* [WHAT YOU NEED TO DO]: Reproduce all of the data exactly, with no line skipped.

━━ MATERIAL PROVIDED

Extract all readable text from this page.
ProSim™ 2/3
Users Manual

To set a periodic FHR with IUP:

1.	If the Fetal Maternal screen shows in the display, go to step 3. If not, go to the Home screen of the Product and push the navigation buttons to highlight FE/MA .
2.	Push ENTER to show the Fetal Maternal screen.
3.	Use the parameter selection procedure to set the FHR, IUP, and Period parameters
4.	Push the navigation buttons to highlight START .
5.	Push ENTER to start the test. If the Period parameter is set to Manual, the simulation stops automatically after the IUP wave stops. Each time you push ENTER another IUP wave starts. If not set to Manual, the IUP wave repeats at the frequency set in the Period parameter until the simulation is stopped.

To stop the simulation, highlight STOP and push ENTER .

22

━━━━

* [SOLUTION TO THIS EXERCISE]:
Extract all readable text from this page.
ProSim™ 2/3
Users Manual

To set a periodic FHR with IUP:

1.	If the Fetal Maternal screen shows in the display, go to step 3. If not, go to the Home screen of the Product and push the navigation buttons to highlight FE/MA .
2.	Push ENTER to show the Fetal Maternal screen.
3.	Use the parameter selection procedure to set the FHR, IUP, and Period parameters
4.	Push the navigation buttons to highlight START .
5.	Push ENTER to start the test. If the Period parameter is set to Manual, the simulation stops automatically after the IUP wave stops. Each time you push ENTER another IUP wave starts. If not set to Manual, the IUP wave repeats at the frequency set in the Period parameter until the simulation is stopped.

To stop the simulation, highlight STOP and push ENTER .

22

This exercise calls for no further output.